Stated goal
Where a line of the listing below includes the word "Setup", reproduce that line.

Dataset items

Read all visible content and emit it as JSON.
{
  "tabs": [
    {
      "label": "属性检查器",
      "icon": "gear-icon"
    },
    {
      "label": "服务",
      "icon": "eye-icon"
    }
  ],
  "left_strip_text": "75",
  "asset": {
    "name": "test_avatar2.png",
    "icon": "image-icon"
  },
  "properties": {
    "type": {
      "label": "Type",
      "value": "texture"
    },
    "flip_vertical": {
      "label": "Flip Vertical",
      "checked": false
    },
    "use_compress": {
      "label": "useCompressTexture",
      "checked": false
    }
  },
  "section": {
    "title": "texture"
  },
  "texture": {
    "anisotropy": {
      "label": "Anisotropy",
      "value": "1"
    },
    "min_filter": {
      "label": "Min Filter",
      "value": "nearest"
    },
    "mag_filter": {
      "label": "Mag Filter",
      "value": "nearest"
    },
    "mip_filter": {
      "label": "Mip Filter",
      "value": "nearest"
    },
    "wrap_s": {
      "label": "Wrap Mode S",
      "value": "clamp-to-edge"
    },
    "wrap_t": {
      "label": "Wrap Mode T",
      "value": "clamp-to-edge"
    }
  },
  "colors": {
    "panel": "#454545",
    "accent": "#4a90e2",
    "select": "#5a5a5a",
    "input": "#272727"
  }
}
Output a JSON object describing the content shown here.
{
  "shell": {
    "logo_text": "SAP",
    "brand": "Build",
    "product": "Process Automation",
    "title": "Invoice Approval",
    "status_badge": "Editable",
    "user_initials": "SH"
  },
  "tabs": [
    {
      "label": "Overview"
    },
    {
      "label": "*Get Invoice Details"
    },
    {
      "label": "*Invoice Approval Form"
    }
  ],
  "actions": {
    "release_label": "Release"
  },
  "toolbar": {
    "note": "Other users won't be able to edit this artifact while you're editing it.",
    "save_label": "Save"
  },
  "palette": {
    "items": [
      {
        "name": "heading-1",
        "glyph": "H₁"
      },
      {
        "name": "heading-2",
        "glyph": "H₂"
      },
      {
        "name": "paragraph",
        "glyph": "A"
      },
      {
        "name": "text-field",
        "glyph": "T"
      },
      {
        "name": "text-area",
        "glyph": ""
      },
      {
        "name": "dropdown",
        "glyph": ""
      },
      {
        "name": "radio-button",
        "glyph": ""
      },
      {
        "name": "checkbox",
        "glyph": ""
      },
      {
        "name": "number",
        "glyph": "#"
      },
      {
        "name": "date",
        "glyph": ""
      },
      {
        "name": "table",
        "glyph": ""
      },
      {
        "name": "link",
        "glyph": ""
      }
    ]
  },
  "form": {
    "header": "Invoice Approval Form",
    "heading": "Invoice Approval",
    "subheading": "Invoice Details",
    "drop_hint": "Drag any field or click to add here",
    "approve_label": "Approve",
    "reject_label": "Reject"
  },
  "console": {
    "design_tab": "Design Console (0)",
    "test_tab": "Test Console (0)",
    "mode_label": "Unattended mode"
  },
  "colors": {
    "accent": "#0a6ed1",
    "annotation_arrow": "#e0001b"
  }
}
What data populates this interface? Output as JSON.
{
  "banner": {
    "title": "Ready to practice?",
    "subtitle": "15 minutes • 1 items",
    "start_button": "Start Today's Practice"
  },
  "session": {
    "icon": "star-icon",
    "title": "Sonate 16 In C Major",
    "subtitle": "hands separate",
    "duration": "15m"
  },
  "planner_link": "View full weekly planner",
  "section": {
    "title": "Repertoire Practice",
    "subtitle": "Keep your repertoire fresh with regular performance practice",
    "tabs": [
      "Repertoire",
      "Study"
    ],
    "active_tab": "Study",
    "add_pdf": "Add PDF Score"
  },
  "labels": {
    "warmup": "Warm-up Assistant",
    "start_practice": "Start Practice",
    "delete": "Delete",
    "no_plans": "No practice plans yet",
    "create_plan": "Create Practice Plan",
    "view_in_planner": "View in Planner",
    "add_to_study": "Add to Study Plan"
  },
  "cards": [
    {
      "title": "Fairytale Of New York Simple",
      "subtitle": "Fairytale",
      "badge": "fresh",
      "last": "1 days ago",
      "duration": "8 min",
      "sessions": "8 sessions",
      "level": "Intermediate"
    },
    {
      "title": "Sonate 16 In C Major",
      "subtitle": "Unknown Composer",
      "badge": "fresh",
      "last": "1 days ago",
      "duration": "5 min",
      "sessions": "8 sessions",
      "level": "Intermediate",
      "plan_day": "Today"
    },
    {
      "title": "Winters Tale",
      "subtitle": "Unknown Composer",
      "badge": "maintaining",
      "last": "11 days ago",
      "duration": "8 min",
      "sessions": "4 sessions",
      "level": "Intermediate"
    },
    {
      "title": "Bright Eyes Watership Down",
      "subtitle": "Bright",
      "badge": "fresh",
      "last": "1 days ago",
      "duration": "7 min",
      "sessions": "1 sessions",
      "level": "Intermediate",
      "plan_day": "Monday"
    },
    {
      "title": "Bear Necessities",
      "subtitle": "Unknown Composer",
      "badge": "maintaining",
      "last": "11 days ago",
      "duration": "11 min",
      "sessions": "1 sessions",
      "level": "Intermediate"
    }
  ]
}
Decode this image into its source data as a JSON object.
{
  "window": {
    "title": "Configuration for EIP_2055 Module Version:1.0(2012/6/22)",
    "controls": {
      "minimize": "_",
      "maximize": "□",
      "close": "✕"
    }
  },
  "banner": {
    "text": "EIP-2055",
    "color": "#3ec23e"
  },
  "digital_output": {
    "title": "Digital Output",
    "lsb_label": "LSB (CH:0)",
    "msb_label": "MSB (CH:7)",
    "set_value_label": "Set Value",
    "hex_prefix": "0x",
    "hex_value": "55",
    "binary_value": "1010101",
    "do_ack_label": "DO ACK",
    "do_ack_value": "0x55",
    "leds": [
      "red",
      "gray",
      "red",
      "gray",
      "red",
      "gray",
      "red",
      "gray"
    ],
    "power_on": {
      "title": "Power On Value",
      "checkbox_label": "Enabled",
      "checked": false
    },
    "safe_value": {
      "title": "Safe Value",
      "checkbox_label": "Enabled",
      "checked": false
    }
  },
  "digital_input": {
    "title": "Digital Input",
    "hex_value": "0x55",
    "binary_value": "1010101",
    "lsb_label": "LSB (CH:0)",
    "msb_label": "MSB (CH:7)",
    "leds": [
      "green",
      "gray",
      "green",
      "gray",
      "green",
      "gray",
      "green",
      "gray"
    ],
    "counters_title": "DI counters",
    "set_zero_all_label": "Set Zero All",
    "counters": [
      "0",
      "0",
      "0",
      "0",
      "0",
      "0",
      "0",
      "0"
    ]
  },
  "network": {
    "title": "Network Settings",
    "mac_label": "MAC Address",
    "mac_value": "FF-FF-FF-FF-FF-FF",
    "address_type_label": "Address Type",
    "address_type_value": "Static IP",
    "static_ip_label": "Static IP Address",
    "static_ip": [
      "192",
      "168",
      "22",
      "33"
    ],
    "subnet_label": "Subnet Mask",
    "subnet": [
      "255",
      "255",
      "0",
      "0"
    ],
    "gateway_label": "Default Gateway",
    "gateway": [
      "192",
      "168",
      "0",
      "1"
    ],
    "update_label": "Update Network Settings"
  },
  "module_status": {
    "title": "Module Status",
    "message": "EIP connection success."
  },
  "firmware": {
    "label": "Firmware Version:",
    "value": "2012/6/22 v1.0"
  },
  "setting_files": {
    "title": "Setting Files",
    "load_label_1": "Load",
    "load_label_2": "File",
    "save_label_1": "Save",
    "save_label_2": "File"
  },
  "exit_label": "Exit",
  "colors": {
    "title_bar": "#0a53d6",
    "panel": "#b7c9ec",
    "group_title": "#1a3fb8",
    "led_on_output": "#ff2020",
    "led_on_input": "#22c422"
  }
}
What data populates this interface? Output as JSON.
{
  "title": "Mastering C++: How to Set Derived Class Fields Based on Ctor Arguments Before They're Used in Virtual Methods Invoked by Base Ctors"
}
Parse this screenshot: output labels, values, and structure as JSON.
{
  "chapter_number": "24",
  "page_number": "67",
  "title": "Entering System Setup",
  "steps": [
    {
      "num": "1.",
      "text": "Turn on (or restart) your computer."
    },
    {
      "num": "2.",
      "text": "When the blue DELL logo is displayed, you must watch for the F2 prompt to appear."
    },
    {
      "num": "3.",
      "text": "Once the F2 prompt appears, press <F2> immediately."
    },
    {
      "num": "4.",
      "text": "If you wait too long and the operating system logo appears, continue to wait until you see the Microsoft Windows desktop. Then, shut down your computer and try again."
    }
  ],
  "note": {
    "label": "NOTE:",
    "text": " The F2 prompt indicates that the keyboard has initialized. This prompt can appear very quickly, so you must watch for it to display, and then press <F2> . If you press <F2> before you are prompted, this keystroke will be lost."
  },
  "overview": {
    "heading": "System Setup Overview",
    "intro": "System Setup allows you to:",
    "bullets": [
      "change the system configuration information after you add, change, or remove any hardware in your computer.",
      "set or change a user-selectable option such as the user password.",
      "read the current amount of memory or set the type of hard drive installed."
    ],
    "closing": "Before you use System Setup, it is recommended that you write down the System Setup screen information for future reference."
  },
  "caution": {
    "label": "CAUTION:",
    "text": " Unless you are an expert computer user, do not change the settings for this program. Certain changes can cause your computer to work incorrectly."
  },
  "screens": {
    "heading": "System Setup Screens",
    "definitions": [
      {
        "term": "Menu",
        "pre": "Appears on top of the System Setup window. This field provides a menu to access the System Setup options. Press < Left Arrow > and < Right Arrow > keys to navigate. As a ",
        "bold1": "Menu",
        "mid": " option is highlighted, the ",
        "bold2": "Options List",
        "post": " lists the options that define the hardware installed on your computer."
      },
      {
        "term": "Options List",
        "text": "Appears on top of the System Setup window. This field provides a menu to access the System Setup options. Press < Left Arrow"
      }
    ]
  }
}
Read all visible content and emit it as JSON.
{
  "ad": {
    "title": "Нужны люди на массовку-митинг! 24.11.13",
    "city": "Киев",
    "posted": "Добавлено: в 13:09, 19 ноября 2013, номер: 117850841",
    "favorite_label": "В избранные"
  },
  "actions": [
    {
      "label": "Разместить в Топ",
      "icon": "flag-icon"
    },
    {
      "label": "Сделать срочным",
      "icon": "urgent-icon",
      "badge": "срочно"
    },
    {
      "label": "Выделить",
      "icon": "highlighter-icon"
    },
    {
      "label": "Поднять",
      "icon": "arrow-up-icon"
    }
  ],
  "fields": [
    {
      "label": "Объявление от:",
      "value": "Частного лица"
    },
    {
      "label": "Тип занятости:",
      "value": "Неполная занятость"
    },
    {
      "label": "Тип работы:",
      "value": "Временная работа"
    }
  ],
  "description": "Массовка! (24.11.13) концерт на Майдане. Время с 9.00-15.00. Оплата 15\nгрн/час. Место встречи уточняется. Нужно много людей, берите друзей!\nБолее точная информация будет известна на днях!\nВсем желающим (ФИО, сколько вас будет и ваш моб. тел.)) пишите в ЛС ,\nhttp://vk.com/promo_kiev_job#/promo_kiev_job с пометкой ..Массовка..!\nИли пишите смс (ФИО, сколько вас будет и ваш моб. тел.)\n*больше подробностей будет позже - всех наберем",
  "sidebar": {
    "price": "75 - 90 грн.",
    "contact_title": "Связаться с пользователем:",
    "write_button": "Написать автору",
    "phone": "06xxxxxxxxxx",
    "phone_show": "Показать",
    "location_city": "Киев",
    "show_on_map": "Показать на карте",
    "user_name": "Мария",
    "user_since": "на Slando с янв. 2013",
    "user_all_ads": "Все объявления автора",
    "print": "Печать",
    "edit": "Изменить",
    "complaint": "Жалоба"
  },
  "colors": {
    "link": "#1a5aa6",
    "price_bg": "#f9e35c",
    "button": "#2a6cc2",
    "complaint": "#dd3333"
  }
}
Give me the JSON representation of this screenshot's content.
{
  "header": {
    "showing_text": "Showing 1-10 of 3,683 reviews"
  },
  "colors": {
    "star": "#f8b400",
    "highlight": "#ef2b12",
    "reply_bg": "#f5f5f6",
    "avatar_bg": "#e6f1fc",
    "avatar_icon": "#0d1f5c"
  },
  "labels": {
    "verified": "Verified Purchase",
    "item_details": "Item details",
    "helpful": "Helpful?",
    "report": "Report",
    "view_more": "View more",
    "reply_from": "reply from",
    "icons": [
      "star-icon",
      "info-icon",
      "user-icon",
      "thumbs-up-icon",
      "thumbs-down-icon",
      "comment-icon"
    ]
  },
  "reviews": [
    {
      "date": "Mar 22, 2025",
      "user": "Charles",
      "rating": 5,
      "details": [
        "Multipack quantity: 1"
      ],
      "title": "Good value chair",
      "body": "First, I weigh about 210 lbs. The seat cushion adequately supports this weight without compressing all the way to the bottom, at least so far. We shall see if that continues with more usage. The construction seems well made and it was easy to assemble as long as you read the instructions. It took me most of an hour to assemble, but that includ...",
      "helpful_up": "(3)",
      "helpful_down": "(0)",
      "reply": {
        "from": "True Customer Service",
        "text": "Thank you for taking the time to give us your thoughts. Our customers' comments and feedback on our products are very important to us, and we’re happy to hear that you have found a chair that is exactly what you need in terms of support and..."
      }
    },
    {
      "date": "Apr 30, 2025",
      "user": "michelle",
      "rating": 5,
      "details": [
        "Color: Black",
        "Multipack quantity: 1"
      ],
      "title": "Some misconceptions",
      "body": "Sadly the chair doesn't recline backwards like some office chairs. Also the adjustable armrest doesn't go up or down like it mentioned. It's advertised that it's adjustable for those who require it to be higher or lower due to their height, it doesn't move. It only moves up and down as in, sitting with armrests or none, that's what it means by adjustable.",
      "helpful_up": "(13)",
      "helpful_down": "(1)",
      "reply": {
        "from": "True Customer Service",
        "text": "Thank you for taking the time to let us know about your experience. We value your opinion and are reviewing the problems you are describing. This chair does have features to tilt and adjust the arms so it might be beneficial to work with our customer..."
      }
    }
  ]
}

Output of the task
  "title": "Entering System Setup",
    "heading": "System Setup Overview",
    "intro": "System Setup allows you to:",
    "closing": "Before you use System Setup, it is recommended that you write down the System Setup screen information for future reference."
    "heading": "System Setup Screens",
        "pre": "Appears on top of the System Setup window. This field provides a menu to access the System Setup options. Press < Left Arrow > and < Right Arrow > keys to navigate. As a ",
        "text": "Appears on top of the System Setup window. This field provides a menu to access the System Setup options. Press < Left Arrow"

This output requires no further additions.